The data
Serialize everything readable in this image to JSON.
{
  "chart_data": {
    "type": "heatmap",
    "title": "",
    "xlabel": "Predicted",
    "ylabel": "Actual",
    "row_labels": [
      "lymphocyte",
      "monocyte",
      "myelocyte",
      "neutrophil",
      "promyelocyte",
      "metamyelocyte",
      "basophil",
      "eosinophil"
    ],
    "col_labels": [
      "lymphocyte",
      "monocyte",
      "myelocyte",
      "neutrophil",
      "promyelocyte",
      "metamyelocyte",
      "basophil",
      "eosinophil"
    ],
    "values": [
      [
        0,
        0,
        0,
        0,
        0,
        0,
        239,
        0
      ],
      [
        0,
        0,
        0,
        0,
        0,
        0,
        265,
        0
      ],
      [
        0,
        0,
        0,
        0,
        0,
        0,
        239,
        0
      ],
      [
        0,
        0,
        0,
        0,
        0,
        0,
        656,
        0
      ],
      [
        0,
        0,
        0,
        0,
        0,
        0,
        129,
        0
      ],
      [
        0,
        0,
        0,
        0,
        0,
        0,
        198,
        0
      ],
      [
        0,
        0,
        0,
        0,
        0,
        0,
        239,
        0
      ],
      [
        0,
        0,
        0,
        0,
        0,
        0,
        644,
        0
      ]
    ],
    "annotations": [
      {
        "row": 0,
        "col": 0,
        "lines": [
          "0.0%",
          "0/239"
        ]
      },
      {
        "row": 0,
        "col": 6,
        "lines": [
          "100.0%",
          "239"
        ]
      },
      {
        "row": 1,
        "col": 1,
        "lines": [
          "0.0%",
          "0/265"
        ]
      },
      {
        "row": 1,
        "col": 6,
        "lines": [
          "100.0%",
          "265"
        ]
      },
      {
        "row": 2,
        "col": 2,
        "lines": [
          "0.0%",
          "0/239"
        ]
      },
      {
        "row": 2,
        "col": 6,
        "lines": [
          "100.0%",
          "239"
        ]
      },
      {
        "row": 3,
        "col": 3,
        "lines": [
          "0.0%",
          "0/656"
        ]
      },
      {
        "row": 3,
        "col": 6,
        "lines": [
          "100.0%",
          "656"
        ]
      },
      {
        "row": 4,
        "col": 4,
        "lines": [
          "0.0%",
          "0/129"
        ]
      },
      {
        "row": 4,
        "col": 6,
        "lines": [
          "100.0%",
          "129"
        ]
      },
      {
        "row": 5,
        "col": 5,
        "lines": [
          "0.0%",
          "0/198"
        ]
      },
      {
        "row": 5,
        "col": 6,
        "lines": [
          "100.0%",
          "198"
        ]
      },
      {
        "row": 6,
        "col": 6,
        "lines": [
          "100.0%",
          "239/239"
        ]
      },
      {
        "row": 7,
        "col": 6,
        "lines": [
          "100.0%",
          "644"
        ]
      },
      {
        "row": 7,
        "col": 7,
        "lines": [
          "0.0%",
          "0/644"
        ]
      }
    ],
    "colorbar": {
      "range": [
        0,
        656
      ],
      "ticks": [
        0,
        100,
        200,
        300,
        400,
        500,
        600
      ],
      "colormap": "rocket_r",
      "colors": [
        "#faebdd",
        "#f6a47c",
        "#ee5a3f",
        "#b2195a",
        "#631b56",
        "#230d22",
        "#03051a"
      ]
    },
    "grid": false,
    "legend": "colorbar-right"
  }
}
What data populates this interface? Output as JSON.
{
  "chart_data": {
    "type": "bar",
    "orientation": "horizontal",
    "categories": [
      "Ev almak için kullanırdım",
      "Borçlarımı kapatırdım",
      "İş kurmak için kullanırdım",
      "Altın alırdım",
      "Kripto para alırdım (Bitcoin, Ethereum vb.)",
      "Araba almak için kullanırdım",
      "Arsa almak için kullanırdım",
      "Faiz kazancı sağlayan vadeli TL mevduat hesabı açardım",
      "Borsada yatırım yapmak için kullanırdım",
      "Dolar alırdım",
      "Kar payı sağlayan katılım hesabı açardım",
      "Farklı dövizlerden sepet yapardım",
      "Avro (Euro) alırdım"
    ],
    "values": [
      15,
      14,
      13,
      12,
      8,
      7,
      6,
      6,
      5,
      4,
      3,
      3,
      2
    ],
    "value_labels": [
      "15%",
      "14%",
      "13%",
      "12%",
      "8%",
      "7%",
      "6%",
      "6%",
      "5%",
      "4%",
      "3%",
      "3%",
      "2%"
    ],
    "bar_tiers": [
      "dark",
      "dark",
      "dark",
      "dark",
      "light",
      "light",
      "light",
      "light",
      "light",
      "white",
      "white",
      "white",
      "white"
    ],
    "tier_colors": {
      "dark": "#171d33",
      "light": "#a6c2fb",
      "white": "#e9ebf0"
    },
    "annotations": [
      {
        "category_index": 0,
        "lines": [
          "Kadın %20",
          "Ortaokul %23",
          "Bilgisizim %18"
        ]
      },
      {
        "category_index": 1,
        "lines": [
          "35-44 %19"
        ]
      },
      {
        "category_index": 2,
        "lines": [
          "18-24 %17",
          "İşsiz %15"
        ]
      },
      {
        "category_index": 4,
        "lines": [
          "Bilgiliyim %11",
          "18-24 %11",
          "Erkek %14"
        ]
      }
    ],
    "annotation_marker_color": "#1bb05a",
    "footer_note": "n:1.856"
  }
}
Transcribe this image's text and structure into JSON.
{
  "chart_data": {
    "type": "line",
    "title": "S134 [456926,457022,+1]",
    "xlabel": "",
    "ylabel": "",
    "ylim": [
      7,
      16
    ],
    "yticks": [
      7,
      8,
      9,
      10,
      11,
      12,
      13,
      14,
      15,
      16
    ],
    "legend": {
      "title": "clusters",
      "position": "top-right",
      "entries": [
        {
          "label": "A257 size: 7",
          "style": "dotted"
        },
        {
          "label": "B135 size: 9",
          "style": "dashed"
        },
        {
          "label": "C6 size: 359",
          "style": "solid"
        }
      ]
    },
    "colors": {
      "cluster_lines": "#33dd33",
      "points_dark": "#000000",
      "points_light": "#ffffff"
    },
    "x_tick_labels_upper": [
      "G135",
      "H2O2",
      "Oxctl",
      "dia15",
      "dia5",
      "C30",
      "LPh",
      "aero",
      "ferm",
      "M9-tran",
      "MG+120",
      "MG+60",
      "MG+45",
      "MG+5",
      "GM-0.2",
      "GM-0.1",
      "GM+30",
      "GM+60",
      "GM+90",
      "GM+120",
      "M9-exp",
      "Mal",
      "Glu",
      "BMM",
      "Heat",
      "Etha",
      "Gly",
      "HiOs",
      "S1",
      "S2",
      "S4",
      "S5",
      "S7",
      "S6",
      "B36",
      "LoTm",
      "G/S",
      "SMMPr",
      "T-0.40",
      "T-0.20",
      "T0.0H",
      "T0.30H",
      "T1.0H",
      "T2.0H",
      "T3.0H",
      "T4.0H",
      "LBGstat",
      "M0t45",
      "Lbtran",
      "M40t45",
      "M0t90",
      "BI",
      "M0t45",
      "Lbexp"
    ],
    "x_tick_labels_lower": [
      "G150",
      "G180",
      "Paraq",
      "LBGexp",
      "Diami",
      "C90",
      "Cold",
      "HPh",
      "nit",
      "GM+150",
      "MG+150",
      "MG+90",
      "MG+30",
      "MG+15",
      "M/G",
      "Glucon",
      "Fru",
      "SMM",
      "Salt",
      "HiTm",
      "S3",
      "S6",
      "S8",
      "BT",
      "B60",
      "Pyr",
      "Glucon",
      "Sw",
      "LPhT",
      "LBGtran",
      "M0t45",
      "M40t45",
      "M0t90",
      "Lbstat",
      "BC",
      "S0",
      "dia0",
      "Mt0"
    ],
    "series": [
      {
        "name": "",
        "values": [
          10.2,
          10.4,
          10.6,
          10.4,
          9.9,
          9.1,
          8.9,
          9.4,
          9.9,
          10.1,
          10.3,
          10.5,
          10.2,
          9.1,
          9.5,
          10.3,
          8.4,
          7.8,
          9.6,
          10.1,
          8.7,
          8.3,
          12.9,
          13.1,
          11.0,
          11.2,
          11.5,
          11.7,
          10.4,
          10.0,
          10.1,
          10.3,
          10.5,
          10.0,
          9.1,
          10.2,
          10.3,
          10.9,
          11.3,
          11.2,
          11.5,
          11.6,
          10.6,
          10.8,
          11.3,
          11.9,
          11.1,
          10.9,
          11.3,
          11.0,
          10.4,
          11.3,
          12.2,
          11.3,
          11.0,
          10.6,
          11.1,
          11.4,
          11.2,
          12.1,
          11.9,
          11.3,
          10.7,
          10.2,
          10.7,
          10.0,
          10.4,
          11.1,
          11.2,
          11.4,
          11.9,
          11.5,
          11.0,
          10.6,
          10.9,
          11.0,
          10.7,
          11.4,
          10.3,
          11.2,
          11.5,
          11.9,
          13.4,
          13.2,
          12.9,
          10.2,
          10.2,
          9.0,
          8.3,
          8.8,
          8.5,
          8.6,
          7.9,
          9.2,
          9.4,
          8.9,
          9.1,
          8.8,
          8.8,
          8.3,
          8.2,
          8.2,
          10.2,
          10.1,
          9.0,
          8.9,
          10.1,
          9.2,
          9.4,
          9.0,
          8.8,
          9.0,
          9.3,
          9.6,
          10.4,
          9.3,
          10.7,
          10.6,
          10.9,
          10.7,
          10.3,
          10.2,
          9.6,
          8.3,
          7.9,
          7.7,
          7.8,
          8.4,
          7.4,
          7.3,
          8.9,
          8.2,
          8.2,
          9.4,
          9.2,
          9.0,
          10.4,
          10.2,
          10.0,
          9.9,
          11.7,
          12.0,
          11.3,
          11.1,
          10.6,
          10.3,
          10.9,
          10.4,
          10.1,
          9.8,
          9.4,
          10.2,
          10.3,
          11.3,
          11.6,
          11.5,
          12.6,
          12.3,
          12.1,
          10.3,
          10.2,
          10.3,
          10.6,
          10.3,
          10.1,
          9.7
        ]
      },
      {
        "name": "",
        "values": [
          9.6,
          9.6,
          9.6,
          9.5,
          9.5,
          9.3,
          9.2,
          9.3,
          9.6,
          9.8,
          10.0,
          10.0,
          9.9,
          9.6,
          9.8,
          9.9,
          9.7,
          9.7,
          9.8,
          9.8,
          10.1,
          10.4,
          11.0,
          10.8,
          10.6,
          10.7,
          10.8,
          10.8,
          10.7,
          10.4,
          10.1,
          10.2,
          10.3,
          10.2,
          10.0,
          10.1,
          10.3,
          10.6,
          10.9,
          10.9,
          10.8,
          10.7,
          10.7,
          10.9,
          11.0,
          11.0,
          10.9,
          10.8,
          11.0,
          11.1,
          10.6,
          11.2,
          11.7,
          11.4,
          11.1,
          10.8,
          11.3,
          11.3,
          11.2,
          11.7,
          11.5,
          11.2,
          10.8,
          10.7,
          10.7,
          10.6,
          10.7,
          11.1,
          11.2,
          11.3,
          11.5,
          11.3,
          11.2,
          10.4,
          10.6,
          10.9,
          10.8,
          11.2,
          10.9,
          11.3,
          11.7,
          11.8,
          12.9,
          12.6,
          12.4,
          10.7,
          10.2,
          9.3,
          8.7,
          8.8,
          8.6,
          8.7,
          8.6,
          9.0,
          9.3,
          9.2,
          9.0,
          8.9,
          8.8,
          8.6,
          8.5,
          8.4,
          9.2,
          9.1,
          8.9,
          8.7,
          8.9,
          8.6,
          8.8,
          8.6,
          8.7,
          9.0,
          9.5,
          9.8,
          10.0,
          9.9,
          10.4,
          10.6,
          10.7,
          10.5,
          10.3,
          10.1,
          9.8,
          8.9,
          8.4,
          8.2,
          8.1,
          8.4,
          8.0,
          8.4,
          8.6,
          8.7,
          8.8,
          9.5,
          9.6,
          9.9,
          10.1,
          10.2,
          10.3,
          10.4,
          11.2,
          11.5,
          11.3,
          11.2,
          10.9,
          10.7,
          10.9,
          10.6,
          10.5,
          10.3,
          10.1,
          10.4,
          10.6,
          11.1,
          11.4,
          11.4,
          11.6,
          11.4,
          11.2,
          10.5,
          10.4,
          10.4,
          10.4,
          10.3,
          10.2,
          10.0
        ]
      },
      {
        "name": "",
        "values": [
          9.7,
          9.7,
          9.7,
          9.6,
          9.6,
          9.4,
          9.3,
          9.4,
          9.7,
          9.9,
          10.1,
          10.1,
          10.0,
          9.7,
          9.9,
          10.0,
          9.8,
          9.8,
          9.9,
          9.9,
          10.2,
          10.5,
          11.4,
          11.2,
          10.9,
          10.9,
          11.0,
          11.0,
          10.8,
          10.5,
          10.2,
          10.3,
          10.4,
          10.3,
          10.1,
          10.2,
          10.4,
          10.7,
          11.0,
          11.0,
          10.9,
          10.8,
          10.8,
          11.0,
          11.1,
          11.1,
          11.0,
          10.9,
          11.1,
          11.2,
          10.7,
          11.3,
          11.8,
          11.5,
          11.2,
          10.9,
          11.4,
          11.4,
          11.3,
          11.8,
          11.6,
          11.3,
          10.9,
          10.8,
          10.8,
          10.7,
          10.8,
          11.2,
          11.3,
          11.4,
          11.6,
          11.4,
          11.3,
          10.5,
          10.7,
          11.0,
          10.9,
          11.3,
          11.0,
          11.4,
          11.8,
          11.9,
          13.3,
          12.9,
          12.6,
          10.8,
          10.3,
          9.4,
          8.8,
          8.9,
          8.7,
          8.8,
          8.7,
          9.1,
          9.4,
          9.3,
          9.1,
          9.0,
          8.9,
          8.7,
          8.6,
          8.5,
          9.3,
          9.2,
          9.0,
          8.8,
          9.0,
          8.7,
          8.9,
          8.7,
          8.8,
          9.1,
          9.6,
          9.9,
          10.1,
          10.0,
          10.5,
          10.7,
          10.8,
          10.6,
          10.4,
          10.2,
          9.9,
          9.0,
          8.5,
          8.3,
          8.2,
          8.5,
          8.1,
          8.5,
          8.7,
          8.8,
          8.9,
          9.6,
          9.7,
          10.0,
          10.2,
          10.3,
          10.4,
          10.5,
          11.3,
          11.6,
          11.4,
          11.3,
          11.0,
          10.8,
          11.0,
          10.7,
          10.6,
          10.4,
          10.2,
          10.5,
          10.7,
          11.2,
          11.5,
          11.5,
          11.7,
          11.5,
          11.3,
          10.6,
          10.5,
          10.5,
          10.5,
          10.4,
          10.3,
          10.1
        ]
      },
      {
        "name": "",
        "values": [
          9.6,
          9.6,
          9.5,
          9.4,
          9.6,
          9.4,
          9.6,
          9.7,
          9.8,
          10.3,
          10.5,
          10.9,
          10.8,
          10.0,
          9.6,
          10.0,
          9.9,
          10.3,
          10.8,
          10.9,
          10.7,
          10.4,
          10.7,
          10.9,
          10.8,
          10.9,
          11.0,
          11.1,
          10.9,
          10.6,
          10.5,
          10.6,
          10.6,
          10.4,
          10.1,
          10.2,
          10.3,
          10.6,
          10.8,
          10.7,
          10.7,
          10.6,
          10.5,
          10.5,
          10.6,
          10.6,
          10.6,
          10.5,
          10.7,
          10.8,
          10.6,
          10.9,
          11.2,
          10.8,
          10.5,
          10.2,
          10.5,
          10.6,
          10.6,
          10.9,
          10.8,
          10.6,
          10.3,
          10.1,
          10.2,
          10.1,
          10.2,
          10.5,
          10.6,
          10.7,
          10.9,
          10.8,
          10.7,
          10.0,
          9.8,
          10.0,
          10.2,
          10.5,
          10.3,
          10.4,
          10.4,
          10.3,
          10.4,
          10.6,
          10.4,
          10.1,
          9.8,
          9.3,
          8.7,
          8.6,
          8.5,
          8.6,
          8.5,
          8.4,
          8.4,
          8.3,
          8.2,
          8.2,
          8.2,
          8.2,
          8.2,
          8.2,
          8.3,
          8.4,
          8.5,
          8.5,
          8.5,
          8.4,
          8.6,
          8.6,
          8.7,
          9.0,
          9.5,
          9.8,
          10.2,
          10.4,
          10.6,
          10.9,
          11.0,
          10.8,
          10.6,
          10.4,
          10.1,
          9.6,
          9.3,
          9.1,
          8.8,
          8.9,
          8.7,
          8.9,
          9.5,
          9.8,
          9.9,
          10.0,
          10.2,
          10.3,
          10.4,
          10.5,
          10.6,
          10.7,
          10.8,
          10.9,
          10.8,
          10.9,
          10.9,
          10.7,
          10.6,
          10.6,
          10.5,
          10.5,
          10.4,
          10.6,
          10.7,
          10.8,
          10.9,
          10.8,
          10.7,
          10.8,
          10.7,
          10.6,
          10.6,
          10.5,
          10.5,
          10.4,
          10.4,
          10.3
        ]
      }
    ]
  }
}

Instructions to follow
Look above for every line with the word "size" and copy it.

Result
          "label": "A257 size: 7",
          "label": "B135 size: 9",
          "label": "C6 size: 359",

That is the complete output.